**Exercise input**
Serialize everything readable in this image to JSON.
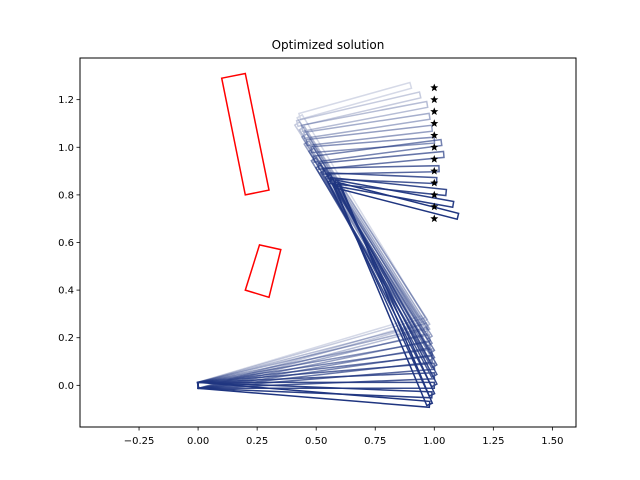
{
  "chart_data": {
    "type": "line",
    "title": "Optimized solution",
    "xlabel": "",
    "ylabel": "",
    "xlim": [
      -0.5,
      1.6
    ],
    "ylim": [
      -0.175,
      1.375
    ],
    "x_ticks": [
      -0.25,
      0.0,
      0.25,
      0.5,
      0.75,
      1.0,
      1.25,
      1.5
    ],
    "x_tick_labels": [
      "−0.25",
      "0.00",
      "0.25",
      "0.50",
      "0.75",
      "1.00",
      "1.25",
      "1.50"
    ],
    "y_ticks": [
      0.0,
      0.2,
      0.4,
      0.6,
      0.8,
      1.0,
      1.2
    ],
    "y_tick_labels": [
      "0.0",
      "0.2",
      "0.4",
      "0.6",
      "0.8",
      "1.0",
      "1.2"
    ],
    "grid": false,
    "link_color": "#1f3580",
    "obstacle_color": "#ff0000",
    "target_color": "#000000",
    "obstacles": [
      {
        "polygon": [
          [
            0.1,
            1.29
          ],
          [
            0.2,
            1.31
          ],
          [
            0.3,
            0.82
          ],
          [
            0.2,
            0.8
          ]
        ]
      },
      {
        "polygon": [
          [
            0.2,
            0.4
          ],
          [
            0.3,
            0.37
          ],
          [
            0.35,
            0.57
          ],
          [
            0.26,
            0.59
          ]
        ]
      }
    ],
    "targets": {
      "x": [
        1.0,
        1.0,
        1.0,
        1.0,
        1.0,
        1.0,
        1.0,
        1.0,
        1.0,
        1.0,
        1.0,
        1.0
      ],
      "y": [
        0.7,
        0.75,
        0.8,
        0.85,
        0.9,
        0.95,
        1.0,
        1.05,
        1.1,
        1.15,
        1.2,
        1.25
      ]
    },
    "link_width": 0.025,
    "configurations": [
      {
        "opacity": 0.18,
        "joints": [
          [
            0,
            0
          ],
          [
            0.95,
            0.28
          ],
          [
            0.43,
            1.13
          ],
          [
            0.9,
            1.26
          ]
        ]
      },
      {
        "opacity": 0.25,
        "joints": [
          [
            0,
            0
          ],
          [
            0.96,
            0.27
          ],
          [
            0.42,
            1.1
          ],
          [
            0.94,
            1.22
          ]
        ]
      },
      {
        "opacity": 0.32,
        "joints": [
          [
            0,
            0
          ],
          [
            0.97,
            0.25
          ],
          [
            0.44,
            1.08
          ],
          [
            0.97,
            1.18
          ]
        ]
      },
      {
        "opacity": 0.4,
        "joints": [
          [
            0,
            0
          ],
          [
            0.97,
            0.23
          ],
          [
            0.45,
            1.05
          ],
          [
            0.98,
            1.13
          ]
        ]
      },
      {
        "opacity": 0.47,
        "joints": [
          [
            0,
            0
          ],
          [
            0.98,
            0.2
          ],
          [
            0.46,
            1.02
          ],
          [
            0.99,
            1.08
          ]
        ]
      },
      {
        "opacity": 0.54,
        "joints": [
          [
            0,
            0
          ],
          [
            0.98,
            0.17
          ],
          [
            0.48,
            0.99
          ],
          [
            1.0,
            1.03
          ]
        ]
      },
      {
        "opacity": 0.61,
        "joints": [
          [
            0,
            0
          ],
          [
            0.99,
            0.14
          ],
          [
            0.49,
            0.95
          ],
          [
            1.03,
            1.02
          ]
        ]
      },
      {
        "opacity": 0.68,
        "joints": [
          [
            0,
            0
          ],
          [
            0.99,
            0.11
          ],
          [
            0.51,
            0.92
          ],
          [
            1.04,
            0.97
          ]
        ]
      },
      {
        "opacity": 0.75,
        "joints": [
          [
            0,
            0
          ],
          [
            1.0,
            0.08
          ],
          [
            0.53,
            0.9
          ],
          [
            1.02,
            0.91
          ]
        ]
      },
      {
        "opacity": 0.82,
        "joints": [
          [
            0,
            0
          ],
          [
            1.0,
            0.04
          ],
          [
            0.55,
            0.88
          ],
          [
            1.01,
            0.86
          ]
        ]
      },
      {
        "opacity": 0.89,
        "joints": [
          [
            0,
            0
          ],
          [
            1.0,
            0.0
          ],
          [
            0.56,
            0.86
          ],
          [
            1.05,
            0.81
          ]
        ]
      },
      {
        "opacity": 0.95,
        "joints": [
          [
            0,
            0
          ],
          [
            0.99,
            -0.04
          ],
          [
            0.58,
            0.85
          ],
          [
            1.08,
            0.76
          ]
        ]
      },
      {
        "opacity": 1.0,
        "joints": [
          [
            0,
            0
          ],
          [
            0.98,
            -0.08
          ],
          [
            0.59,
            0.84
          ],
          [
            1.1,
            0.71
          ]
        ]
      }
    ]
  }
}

**Written request**
Pictures appear in the records above. Output everything except them, exactly.

**Result**
Serialize everything readable in this image to JSON.
{
  "chart_data": {
    "type": "line",
    "title": "Optimized solution",
    "xlabel": "",
    "ylabel": "",
    "xlim": [
      -0.5,
      1.6
    ],
    "ylim": [
      -0.175,
      1.375
    ],
    "x_ticks": [
      -0.25,
      0.0,
      0.25,
      0.5,
      0.75,
      1.0,
      1.25,
      1.5
    ],
    "x_tick_labels": [
      "−0.25",
      "0.00",
      "0.25",
      "0.50",
      "0.75",
      "1.00",
      "1.25",
      "1.50"
    ],
    "y_ticks": [
      0.0,
      0.2,
      0.4,
      0.6,
      0.8,
      1.0,
      1.2
    ],
    "y_tick_labels": [
      "0.0",
      "0.2",
      "0.4",
      "0.6",
      "0.8",
      "1.0",
      "1.2"
    ],
    "grid": false,
    "link_color": "#1f3580",
    "obstacle_color": "#ff0000",
    "target_color": "#000000",
    "obstacles": [
      {
        "polygon": [
          [
            0.1,
            1.29
          ],
          [
            0.2,
            1.31
          ],
          [
            0.3,
            0.82
          ],
          [
            0.2,
            0.8
          ]
        ]
      },
      {
        "polygon": [
          [
            0.2,
            0.4
          ],
          [
            0.3,
            0.37
          ],
          [
            0.35,
            0.57
          ],
          [
            0.26,
            0.59
          ]
        ]
      }
    ],
    "targets": {
      "x": [
        1.0,
        1.0,
        1.0,
        1.0,
        1.0,
        1.0,
        1.0,
        1.0,
        1.0,
        1.0,
        1.0,
        1.0
      ],
      "y": [
        0.7,
        0.75,
        0.8,
        0.85,
        0.9,
        0.95,
        1.0,
        1.05,
        1.1,
        1.15,
        1.2,
        1.25
      ]
    },
    "link_width": 0.025,
    "configurations": [
      {
        "opacity": 0.18,
        "joints": [
          [
            0,
            0
          ],
          [
            0.95,
            0.28
          ],
          [
            0.43,
            1.13
          ],
          [
            0.9,
            1.26
          ]
        ]
      },
      {
        "opacity": 0.25,
        "joints": [
          [
            0,
            0
          ],
          [
            0.96,
            0.27
          ],
          [
            0.42,
            1.1
          ],
          [
            0.94,
            1.22
          ]
        ]
      },
      {
        "opacity": 0.32,
        "joints": [
          [
            0,
            0
          ],
          [
            0.97,
            0.25
          ],
          [
            0.44,
            1.08
          ],
          [
            0.97,
            1.18
          ]
        ]
      },
      {
        "opacity": 0.4,
        "joints": [
          [
            0,
            0
          ],
          [
            0.97,
            0.23
          ],
          [
            0.45,
            1.05
          ],
          [
            0.98,
            1.13
          ]
        ]
      },
      {
        "opacity": 0.47,
        "joints": [
          [
            0,
            0
          ],
          [
            0.98,
            0.2
          ],
          [
            0.46,
            1.02
          ],
          [
            0.99,
            1.08
          ]
        ]
      },
      {
        "opacity": 0.54,
        "joints": [
          [
            0,
            0
          ],
          [
            0.98,
            0.17
          ],
          [
            0.48,
            0.99
          ],
          [
            1.0,
            1.03
          ]
        ]
      },
      {
        "opacity": 0.61,
        "joints": [
          [
            0,
            0
          ],
          [
            0.99,
            0.14
          ],
          [
            0.49,
            0.95
          ],
          [
            1.03,
            1.02
          ]
        ]
      },
      {
        "opacity": 0.68,
        "joints": [
          [
            0,
            0
          ],
          [
            0.99,
            0.11
          ],
          [
            0.51,
            0.92
          ],
          [
            1.04,
            0.97
          ]
        ]
      },
      {
        "opacity": 0.75,
        "joints": [
          [
            0,
            0
          ],
          [
            1.0,
            0.08
          ],
          [
            0.53,
            0.9
          ],
          [
            1.02,
            0.91
          ]
        ]
      },
      {
        "opacity": 0.82,
        "joints": [
          [
            0,
            0
          ],
          [
            1.0,
            0.04
          ],
          [
            0.55,
            0.88
          ],
          [
            1.01,
            0.86
          ]
        ]
      },
      {
        "opacity": 0.89,
        "joints": [
          [
            0,
            0
          ],
          [
            1.0,
            0.0
          ],
          [
            0.56,
            0.86
          ],
          [
            1.05,
            0.81
          ]
        ]
      },
      {
        "opacity": 0.95,
        "joints": [
          [
            0,
            0
          ],
          [
            0.99,
            -0.04
          ],
          [
            0.58,
            0.85
          ],
          [
            1.08,
            0.76
          ]
        ]
      },
      {
        "opacity": 1.0,
        "joints": [
          [
            0,
            0
          ],
          [
            0.98,
            -0.08
          ],
          [
            0.59,
            0.84
          ],
          [
            1.1,
            0.71
          ]
        ]
      }
    ]
  }
}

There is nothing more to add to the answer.